§ **Set task**
Retype all of the listing exactly, passing over any picture you find.

§ **Supplied records**
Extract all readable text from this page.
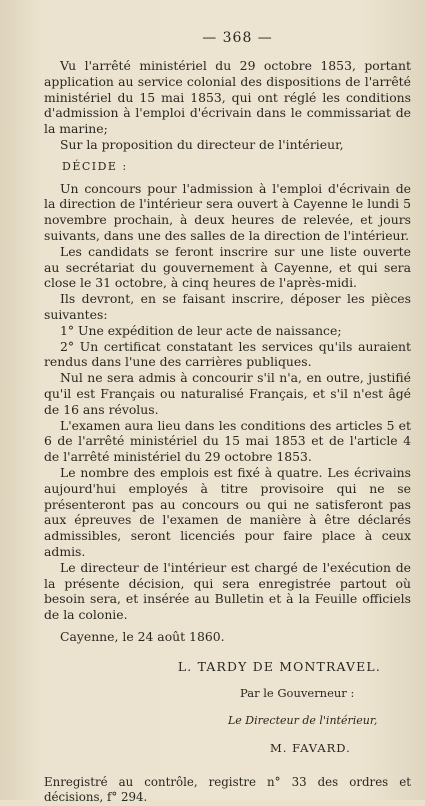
— 368 —

Vu l'arrêté ministériel du 29 octobre 1853, portant application au service colonial des dispositions de l'arrêté ministériel du 15 mai 1853, qui ont réglé les conditions d'admission à l'emploi d'écrivain dans le commissariat de la marine;

Sur la proposition du directeur de l'intérieur,

DÉCIDE :

Un concours pour l'admission à l'emploi d'écrivain de la direction de l'intérieur sera ouvert à Cayenne le lundi 5 novembre prochain, à deux heures de relevée, et jours suivants, dans une des salles de la direction de l'intérieur.

Les candidats se feront inscrire sur une liste ouverte au secrétariat du gouvernement à Cayenne, et qui sera close le 31 octobre, à cinq heures de l'après-midi.

Ils devront, en se faisant inscrire, déposer les pièces suivantes:

1° Une expédition de leur acte de naissance;

2° Un certificat constatant les services qu'ils auraient rendus dans l'une des carrières publiques.

Nul ne sera admis à concourir s'il n'a, en outre, justifié qu'il est Français ou naturalisé Français, et s'il n'est âgé de 16 ans révolus.

L'examen aura lieu dans les conditions des articles 5 et 6 de l'arrêté ministériel du 15 mai 1853 et de l'article 4 de l'arrêté ministériel du 29 octobre 1853.

Le nombre des emplois est fixé à quatre. Les écrivains aujourd'hui employés à titre provisoire qui ne se présenteront pas au concours ou qui ne satisferont pas aux épreuves de l'examen de manière à être déclarés admissibles, seront licenciés pour faire place à ceux admis.

Le directeur de l'intérieur est chargé de l'exécution de la présente décision, qui sera enregistrée partout où besoin sera, et insérée au Bulletin et à la Feuille officiels de la colonie.

Cayenne, le 24 août 1860.

L. TARDY DE MONTRAVEL.
Par le Gouverneur :
Le Directeur de l'intérieur,
M. FAVARD.

Enregistré au contrôle, registre n° 33 des ordres et décisions, f° 294.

§ **Output**
Extract all readable text from this page.
— 368 —

Vu l'arrêté ministériel du 29 octobre 1853, portant application au service colonial des dispositions de l'arrêté ministériel du 15 mai 1853, qui ont réglé les conditions d'admission à l'emploi d'écrivain dans le commissariat de la marine;

Sur la proposition du directeur de l'intérieur,

DÉCIDE :

Un concours pour l'admission à l'emploi d'écrivain de la direction de l'intérieur sera ouvert à Cayenne le lundi 5 novembre prochain, à deux heures de relevée, et jours suivants, dans une des salles de la direction de l'intérieur.

Les candidats se feront inscrire sur une liste ouverte au secrétariat du gouvernement à Cayenne, et qui sera close le 31 octobre, à cinq heures de l'après-midi.

Ils devront, en se faisant inscrire, déposer les pièces suivantes:

1° Une expédition de leur acte de naissance;

2° Un certificat constatant les services qu'ils auraient rendus dans l'une des carrières publiques.

Nul ne sera admis à concourir s'il n'a, en outre, justifié qu'il est Français ou naturalisé Français, et s'il n'est âgé de 16 ans révolus.

L'examen aura lieu dans les conditions des articles 5 et 6 de l'arrêté ministériel du 15 mai 1853 et de l'article 4 de l'arrêté ministériel du 29 octobre 1853.

Le nombre des emplois est fixé à quatre. Les écrivains aujourd'hui employés à titre provisoire qui ne se présenteront pas au concours ou qui ne satisferont pas aux épreuves de l'examen de manière à être déclarés admissibles, seront licenciés pour faire place à ceux admis.

Le directeur de l'intérieur est chargé de l'exécution de la présente décision, qui sera enregistrée partout où besoin sera, et insérée au Bulletin et à la Feuille officiels de la colonie.

Cayenne, le 24 août 1860.

L. TARDY DE MONTRAVEL.
Par le Gouverneur :
Le Directeur de l'intérieur,
M. FAVARD.

Enregistré au contrôle, registre n° 33 des ordres et décisions, f° 294.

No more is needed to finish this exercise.